WHAT TO DO => Leave out the pictures and copy everything else below exactly.

(Figure contents as structured data)
* Start *

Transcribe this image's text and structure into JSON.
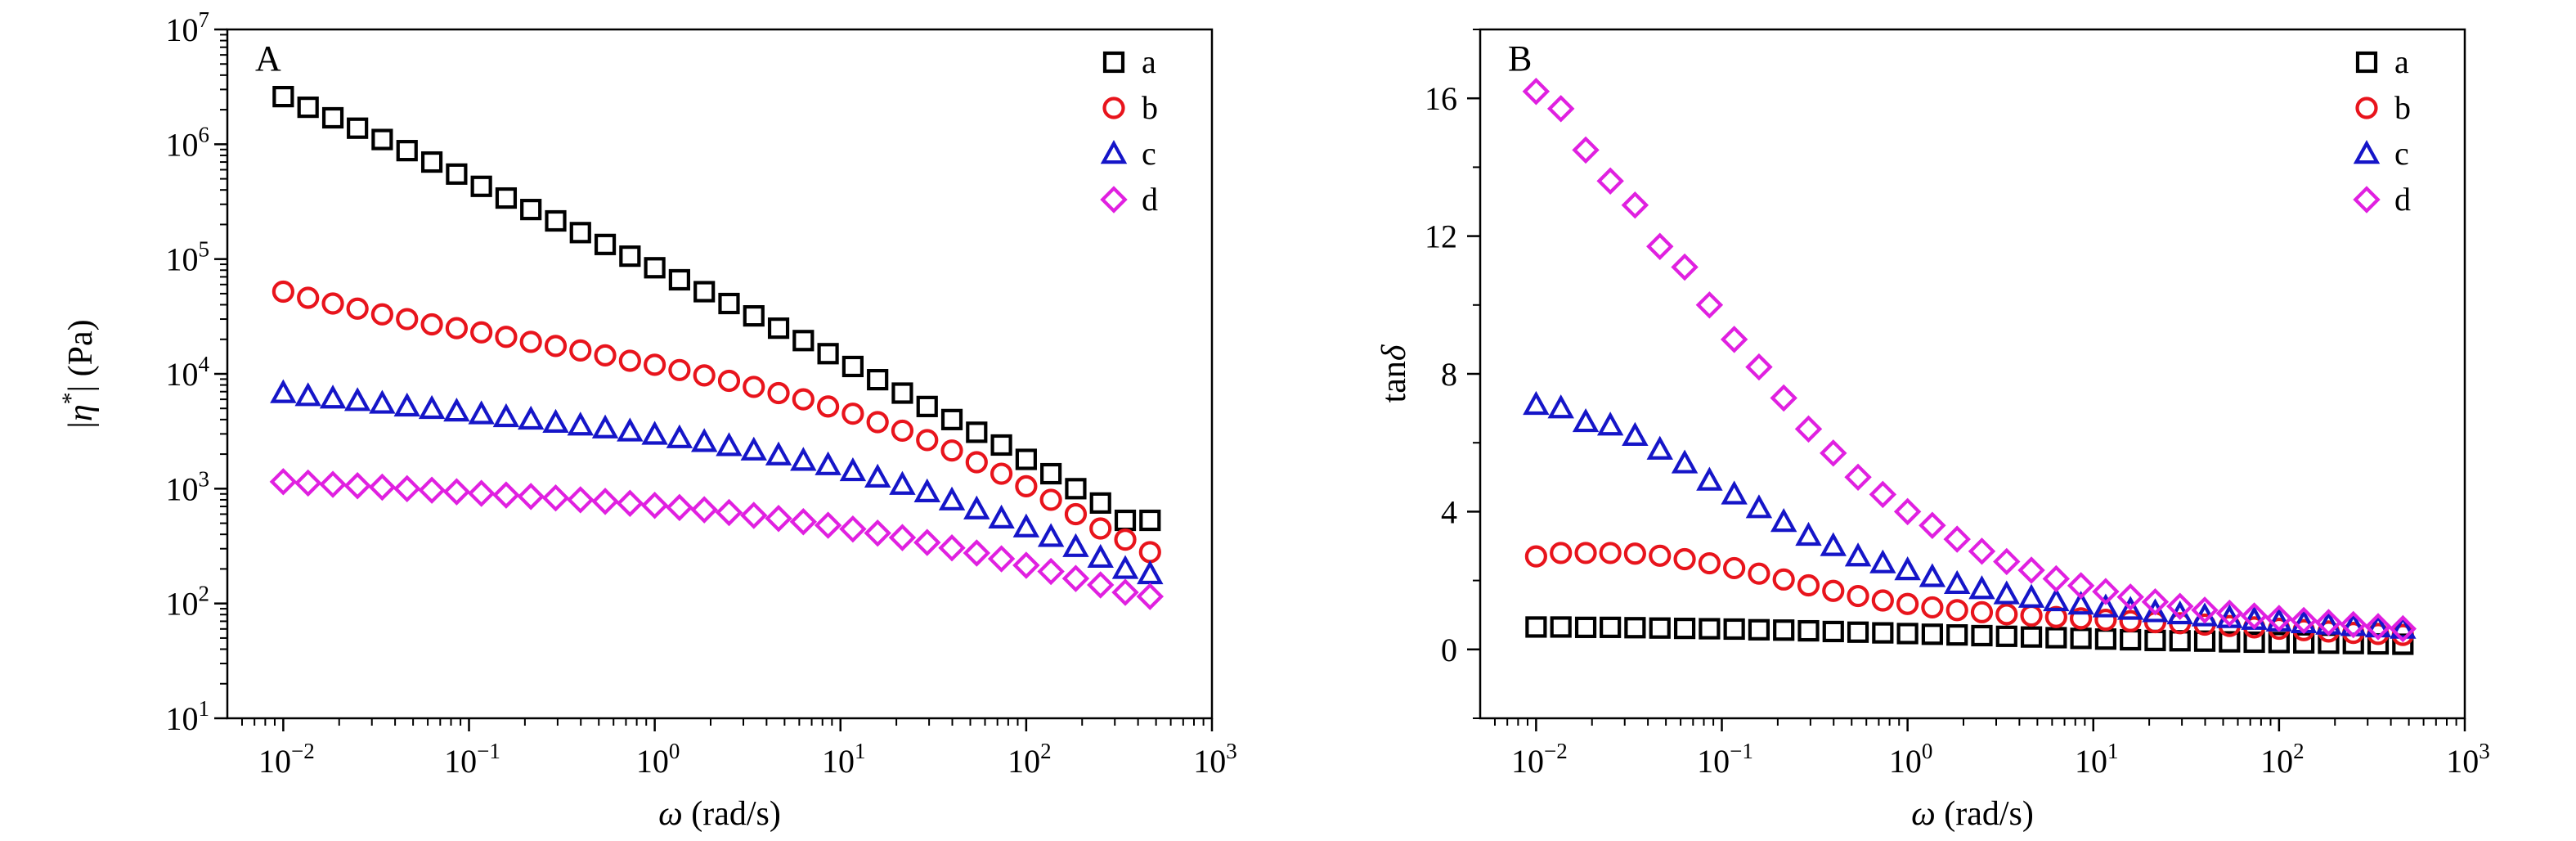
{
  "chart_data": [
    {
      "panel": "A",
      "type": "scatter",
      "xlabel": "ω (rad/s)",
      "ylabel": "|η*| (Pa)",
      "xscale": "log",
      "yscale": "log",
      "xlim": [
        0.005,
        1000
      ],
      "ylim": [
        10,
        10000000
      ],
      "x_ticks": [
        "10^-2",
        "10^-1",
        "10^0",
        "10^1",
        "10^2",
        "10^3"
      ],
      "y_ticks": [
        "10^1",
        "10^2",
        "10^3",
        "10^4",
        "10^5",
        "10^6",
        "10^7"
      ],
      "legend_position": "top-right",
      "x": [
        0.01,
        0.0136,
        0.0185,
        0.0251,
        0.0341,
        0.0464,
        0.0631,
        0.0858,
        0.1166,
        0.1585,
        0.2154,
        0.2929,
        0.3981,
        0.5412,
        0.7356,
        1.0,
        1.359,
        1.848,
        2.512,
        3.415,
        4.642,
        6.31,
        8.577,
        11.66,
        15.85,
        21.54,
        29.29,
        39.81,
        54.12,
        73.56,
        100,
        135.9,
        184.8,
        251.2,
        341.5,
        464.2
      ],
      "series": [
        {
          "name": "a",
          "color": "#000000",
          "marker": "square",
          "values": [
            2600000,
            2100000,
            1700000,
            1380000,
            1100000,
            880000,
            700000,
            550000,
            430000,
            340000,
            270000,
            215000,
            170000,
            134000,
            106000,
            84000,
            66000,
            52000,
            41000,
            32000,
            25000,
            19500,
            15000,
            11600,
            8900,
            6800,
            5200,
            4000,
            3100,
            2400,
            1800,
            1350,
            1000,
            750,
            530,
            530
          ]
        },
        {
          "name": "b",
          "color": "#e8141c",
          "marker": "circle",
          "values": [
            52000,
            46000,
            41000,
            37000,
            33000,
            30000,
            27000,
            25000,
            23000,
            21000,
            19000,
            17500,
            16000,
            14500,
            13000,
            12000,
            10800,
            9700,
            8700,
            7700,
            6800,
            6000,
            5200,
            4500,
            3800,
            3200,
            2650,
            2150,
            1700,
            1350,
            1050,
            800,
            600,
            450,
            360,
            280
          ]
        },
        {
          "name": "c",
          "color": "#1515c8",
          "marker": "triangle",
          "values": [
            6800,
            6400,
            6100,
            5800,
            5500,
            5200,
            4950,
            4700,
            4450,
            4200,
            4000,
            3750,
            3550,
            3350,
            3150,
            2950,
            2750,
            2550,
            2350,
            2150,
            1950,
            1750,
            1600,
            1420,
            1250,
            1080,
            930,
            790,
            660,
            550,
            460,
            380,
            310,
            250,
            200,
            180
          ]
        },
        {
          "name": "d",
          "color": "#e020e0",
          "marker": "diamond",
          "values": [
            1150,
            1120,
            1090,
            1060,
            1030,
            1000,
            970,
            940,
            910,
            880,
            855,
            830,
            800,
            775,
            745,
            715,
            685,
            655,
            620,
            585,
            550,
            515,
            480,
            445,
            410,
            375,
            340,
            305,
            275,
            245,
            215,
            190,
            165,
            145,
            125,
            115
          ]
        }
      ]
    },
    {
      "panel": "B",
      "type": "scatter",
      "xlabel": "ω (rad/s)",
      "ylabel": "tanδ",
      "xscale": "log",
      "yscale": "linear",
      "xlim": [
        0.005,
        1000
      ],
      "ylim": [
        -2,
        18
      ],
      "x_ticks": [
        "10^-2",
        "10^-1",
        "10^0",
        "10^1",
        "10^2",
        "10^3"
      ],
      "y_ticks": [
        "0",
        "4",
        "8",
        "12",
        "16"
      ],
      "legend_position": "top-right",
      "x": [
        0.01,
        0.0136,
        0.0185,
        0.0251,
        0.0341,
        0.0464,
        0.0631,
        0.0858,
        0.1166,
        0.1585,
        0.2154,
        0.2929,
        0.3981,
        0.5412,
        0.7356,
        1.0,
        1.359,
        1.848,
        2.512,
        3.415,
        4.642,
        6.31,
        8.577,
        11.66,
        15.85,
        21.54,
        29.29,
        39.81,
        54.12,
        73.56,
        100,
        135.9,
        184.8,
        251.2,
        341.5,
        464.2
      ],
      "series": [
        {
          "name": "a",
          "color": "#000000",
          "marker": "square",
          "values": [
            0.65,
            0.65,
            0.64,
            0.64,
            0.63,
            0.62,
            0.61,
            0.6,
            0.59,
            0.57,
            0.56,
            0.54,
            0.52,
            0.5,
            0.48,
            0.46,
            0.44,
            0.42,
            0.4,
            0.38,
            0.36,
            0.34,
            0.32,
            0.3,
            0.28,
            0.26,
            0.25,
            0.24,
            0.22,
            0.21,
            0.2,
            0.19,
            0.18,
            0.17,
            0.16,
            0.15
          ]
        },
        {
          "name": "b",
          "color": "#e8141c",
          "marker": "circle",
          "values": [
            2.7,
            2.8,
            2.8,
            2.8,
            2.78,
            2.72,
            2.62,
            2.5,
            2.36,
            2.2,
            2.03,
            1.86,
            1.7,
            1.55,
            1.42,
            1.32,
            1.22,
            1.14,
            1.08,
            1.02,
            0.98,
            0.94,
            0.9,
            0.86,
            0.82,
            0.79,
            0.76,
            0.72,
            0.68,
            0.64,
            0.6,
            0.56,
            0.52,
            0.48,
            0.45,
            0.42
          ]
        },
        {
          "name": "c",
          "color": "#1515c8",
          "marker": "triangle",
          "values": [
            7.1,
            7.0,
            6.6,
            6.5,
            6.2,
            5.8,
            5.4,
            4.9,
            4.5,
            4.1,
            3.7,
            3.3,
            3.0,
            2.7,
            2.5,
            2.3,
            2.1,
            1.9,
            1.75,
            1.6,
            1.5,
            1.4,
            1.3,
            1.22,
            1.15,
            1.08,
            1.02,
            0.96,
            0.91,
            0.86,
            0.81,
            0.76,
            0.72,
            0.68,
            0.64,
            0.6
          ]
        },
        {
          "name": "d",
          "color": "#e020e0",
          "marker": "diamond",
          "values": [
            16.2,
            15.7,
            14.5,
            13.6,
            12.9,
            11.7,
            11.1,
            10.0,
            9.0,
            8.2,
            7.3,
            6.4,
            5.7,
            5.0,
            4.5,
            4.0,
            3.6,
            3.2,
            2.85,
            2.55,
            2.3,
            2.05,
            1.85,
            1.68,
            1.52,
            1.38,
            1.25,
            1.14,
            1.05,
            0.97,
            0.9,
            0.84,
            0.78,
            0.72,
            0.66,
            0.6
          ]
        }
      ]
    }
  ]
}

* End *

WRITTEN ANSWER =>
Transcribe this image's text and structure into JSON.
{
  "chart_data": [
    {
      "panel": "A",
      "type": "scatter",
      "xlabel": "ω (rad/s)",
      "ylabel": "|η*| (Pa)",
      "xscale": "log",
      "yscale": "log",
      "xlim": [
        0.005,
        1000
      ],
      "ylim": [
        10,
        10000000
      ],
      "x_ticks": [
        "10^-2",
        "10^-1",
        "10^0",
        "10^1",
        "10^2",
        "10^3"
      ],
      "y_ticks": [
        "10^1",
        "10^2",
        "10^3",
        "10^4",
        "10^5",
        "10^6",
        "10^7"
      ],
      "legend_position": "top-right",
      "x": [
        0.01,
        0.0136,
        0.0185,
        0.0251,
        0.0341,
        0.0464,
        0.0631,
        0.0858,
        0.1166,
        0.1585,
        0.2154,
        0.2929,
        0.3981,
        0.5412,
        0.7356,
        1.0,
        1.359,
        1.848,
        2.512,
        3.415,
        4.642,
        6.31,
        8.577,
        11.66,
        15.85,
        21.54,
        29.29,
        39.81,
        54.12,
        73.56,
        100,
        135.9,
        184.8,
        251.2,
        341.5,
        464.2
      ],
      "series": [
        {
          "name": "a",
          "color": "#000000",
          "marker": "square",
          "values": [
            2600000,
            2100000,
            1700000,
            1380000,
            1100000,
            880000,
            700000,
            550000,
            430000,
            340000,
            270000,
            215000,
            170000,
            134000,
            106000,
            84000,
            66000,
            52000,
            41000,
            32000,
            25000,
            19500,
            15000,
            11600,
            8900,
            6800,
            5200,
            4000,
            3100,
            2400,
            1800,
            1350,
            1000,
            750,
            530,
            530
          ]
        },
        {
          "name": "b",
          "color": "#e8141c",
          "marker": "circle",
          "values": [
            52000,
            46000,
            41000,
            37000,
            33000,
            30000,
            27000,
            25000,
            23000,
            21000,
            19000,
            17500,
            16000,
            14500,
            13000,
            12000,
            10800,
            9700,
            8700,
            7700,
            6800,
            6000,
            5200,
            4500,
            3800,
            3200,
            2650,
            2150,
            1700,
            1350,
            1050,
            800,
            600,
            450,
            360,
            280
          ]
        },
        {
          "name": "c",
          "color": "#1515c8",
          "marker": "triangle",
          "values": [
            6800,
            6400,
            6100,
            5800,
            5500,
            5200,
            4950,
            4700,
            4450,
            4200,
            4000,
            3750,
            3550,
            3350,
            3150,
            2950,
            2750,
            2550,
            2350,
            2150,
            1950,
            1750,
            1600,
            1420,
            1250,
            1080,
            930,
            790,
            660,
            550,
            460,
            380,
            310,
            250,
            200,
            180
          ]
        },
        {
          "name": "d",
          "color": "#e020e0",
          "marker": "diamond",
          "values": [
            1150,
            1120,
            1090,
            1060,
            1030,
            1000,
            970,
            940,
            910,
            880,
            855,
            830,
            800,
            775,
            745,
            715,
            685,
            655,
            620,
            585,
            550,
            515,
            480,
            445,
            410,
            375,
            340,
            305,
            275,
            245,
            215,
            190,
            165,
            145,
            125,
            115
          ]
        }
      ]
    },
    {
      "panel": "B",
      "type": "scatter",
      "xlabel": "ω (rad/s)",
      "ylabel": "tanδ",
      "xscale": "log",
      "yscale": "linear",
      "xlim": [
        0.005,
        1000
      ],
      "ylim": [
        -2,
        18
      ],
      "x_ticks": [
        "10^-2",
        "10^-1",
        "10^0",
        "10^1",
        "10^2",
        "10^3"
      ],
      "y_ticks": [
        "0",
        "4",
        "8",
        "12",
        "16"
      ],
      "legend_position": "top-right",
      "x": [
        0.01,
        0.0136,
        0.0185,
        0.0251,
        0.0341,
        0.0464,
        0.0631,
        0.0858,
        0.1166,
        0.1585,
        0.2154,
        0.2929,
        0.3981,
        0.5412,
        0.7356,
        1.0,
        1.359,
        1.848,
        2.512,
        3.415,
        4.642,
        6.31,
        8.577,
        11.66,
        15.85,
        21.54,
        29.29,
        39.81,
        54.12,
        73.56,
        100,
        135.9,
        184.8,
        251.2,
        341.5,
        464.2
      ],
      "series": [
        {
          "name": "a",
          "color": "#000000",
          "marker": "square",
          "values": [
            0.65,
            0.65,
            0.64,
            0.64,
            0.63,
            0.62,
            0.61,
            0.6,
            0.59,
            0.57,
            0.56,
            0.54,
            0.52,
            0.5,
            0.48,
            0.46,
            0.44,
            0.42,
            0.4,
            0.38,
            0.36,
            0.34,
            0.32,
            0.3,
            0.28,
            0.26,
            0.25,
            0.24,
            0.22,
            0.21,
            0.2,
            0.19,
            0.18,
            0.17,
            0.16,
            0.15
          ]
        },
        {
          "name": "b",
          "color": "#e8141c",
          "marker": "circle",
          "values": [
            2.7,
            2.8,
            2.8,
            2.8,
            2.78,
            2.72,
            2.62,
            2.5,
            2.36,
            2.2,
            2.03,
            1.86,
            1.7,
            1.55,
            1.42,
            1.32,
            1.22,
            1.14,
            1.08,
            1.02,
            0.98,
            0.94,
            0.9,
            0.86,
            0.82,
            0.79,
            0.76,
            0.72,
            0.68,
            0.64,
            0.6,
            0.56,
            0.52,
            0.48,
            0.45,
            0.42
          ]
        },
        {
          "name": "c",
          "color": "#1515c8",
          "marker": "triangle",
          "values": [
            7.1,
            7.0,
            6.6,
            6.5,
            6.2,
            5.8,
            5.4,
            4.9,
            4.5,
            4.1,
            3.7,
            3.3,
            3.0,
            2.7,
            2.5,
            2.3,
            2.1,
            1.9,
            1.75,
            1.6,
            1.5,
            1.4,
            1.3,
            1.22,
            1.15,
            1.08,
            1.02,
            0.96,
            0.91,
            0.86,
            0.81,
            0.76,
            0.72,
            0.68,
            0.64,
            0.6
          ]
        },
        {
          "name": "d",
          "color": "#e020e0",
          "marker": "diamond",
          "values": [
            16.2,
            15.7,
            14.5,
            13.6,
            12.9,
            11.7,
            11.1,
            10.0,
            9.0,
            8.2,
            7.3,
            6.4,
            5.7,
            5.0,
            4.5,
            4.0,
            3.6,
            3.2,
            2.85,
            2.55,
            2.3,
            2.05,
            1.85,
            1.68,
            1.52,
            1.38,
            1.25,
            1.14,
            1.05,
            0.97,
            0.9,
            0.84,
            0.78,
            0.72,
            0.66,
            0.6
          ]
        }
      ]
    }
  ]
}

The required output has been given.